## [JOB]
Write out the material exactly, leaving every picture behind.
◇ ◇ ◇
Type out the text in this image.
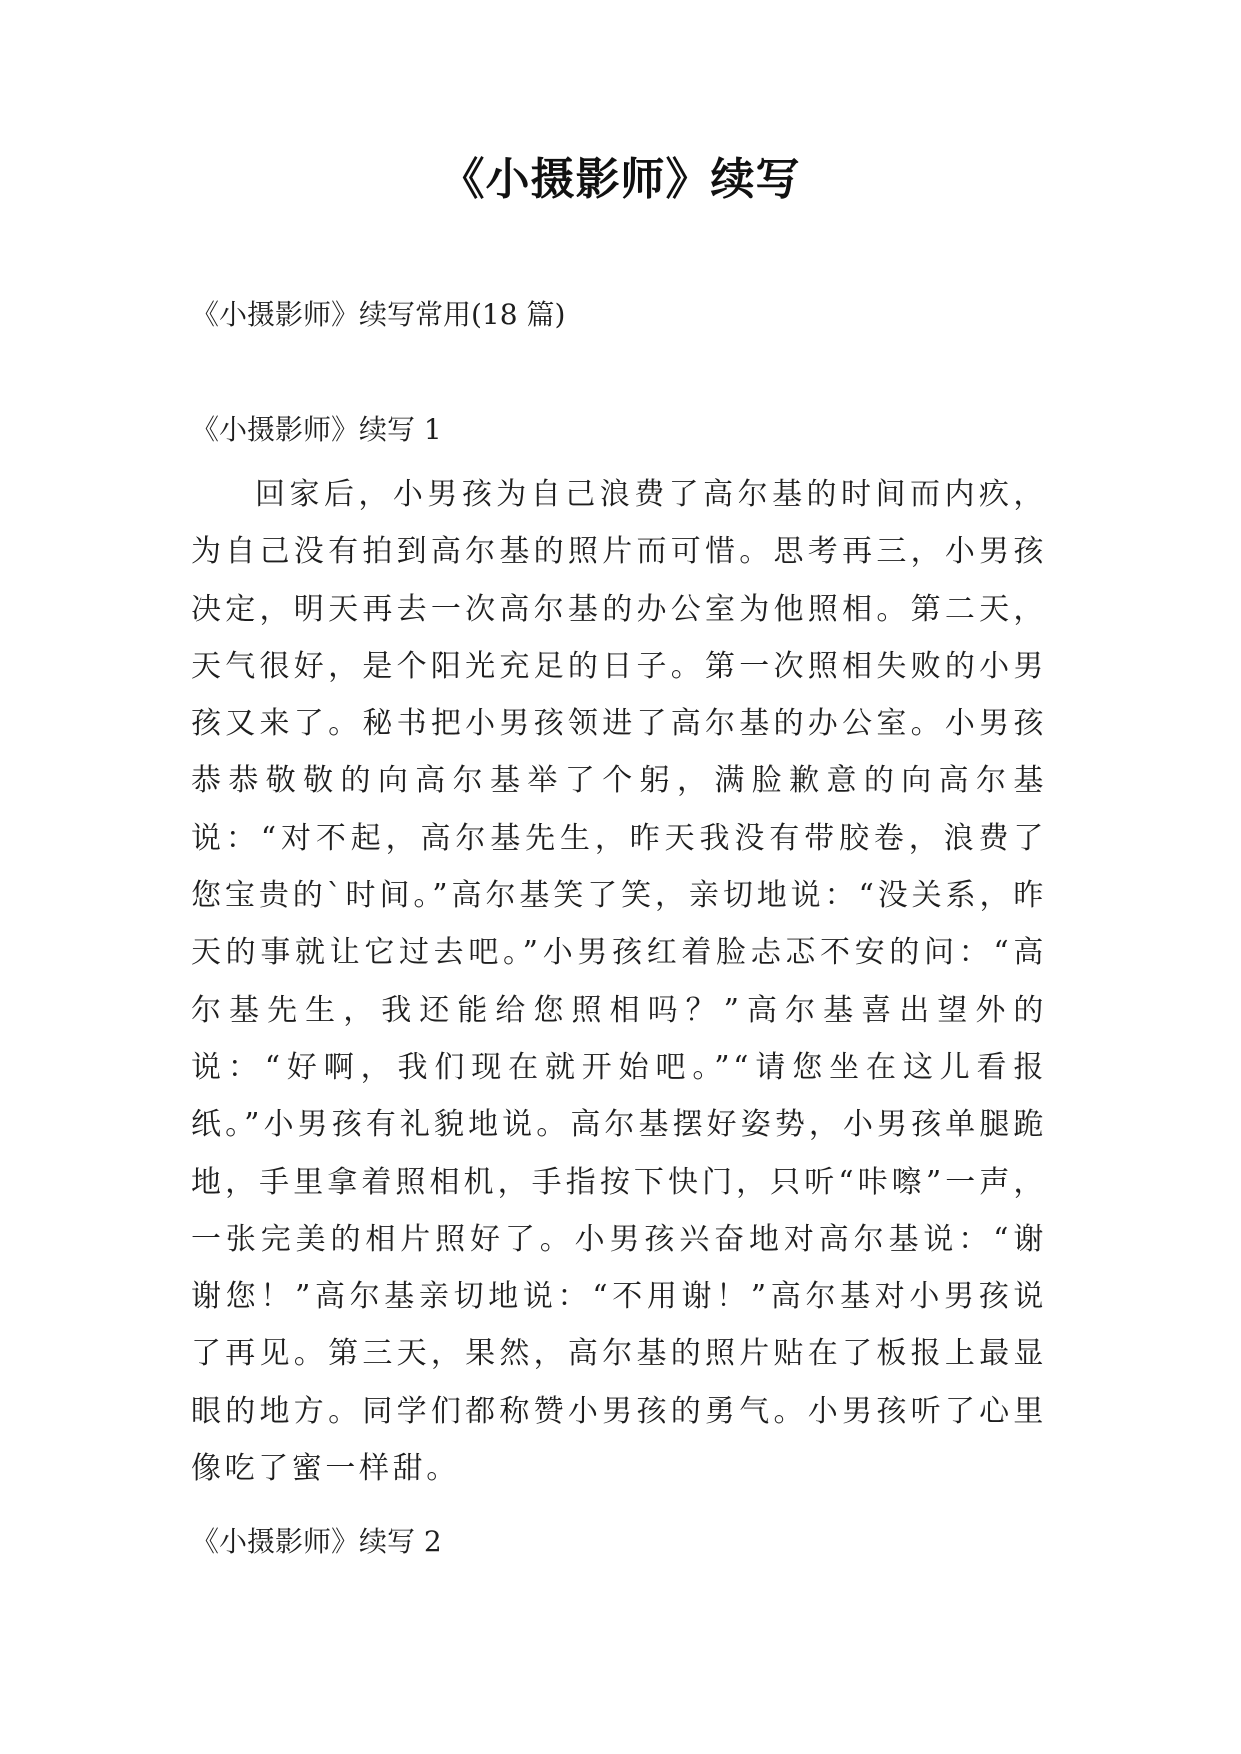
《小摄影师》续写
《小摄影师》续写常用(18 篇)
《小摄影师》续写 1

回家后，小男孩为自己浪费了高尔基的时间而内疚，为自己没有拍到高尔基的照片而可惜。思考再三，小男孩决定，明天再去一次高尔基的办公室为他照相。第二天，天气很好，是个阳光充足的日子。第一次照相失败的小男孩又来了。秘书把小男孩领进了高尔基的办公室。小男孩恭恭敬敬的向高尔基举了个躬，满脸歉意的向高尔基说：“对不起，高尔基先生，昨天我没有带胶卷，浪费了您宝贵的`时间。”高尔基笑了笑，亲切地说：“没关系，昨天的事就让它过去吧。”小男孩红着脸忐忑不安的问：“高尔基先生，我还能给您照相吗？”高尔基喜出望外的说：“好啊，我们现在就开始吧。”“请您坐在这儿看报纸。”小男孩有礼貌地说。高尔基摆好姿势，小男孩单腿跪地，手里拿着照相机，手指按下快门，只听“咔嚓”一声，一张完美的相片照好了。小男孩兴奋地对高尔基说：“谢谢您！”高尔基亲切地说：“不用谢！”高尔基对小男孩说了再见。第三天，果然，高尔基的照片贴在了板报上最显眼的地方。同学们都称赞小男孩的勇气。小男孩听了心里像吃了蜜一样甜。

《小摄影师》续写 2
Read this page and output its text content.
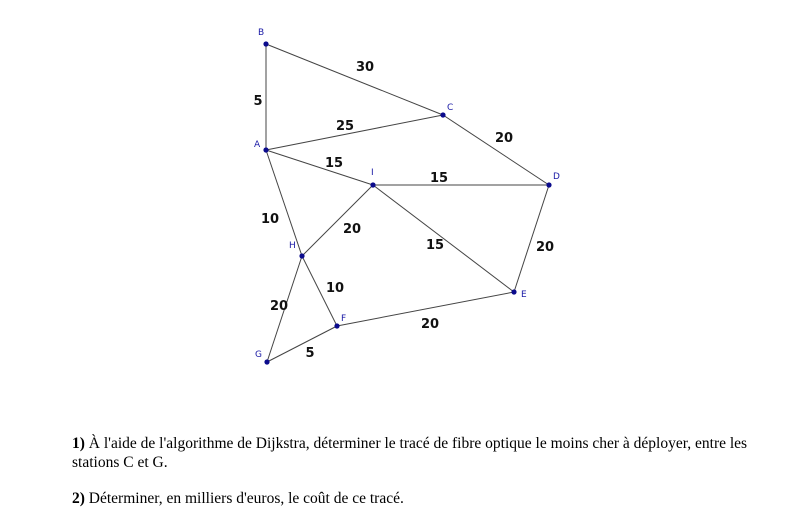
5
30
25
20
15
15
10
20
15	20
10
20
20
5
A
B
C
D
E
F
G
H
I

1) À l'aide de l'algorithme de Dijkstra, déterminer le tracé de fibre optique le moins cher à déployer, entre les stations C et G.

2) Déterminer, en milliers d'euros, le coût de ce tracé.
◇ ◇ ◇
## [RESULT OF THE EXERCISE]
Type out the text in this image.
《小摄影师》续写
《小摄影师》续写常用(18 篇)
《小摄影师》续写 1

回家后，小男孩为自己浪费了高尔基的时间而内疚，为自己没有拍到高尔基的照片而可惜。思考再三，小男孩决定，明天再去一次高尔基的办公室为他照相。第二天，天气很好，是个阳光充足的日子。第一次照相失败的小男孩又来了。秘书把小男孩领进了高尔基的办公室。小男孩恭恭敬敬的向高尔基举了个躬，满脸歉意的向高尔基说：“对不起，高尔基先生，昨天我没有带胶卷，浪费了您宝贵的`时间。”高尔基笑了笑，亲切地说：“没关系，昨天的事就让它过去吧。”小男孩红着脸忐忑不安的问：“高尔基先生，我还能给您照相吗？”高尔基喜出望外的说：“好啊，我们现在就开始吧。”“请您坐在这儿看报纸。”小男孩有礼貌地说。高尔基摆好姿势，小男孩单腿跪地，手里拿着照相机，手指按下快门，只听“咔嚓”一声，一张完美的相片照好了。小男孩兴奋地对高尔基说：“谢谢您！”高尔基亲切地说：“不用谢！”高尔基对小男孩说了再见。第三天，果然，高尔基的照片贴在了板报上最显眼的地方。同学们都称赞小男孩的勇气。小男孩听了心里像吃了蜜一样甜。

《小摄影师》续写 2
Read this page and output its text content.
5
30
25
20
15
15
10
20
15	20
10
20
20
5
A
B
C
D
E
F
G
H
I

1) À l'aide de l'algorithme de Dijkstra, déterminer le tracé de fibre optique le moins cher à déployer, entre les stations C et G.

2) Déterminer, en milliers d'euros, le coût de ce tracé.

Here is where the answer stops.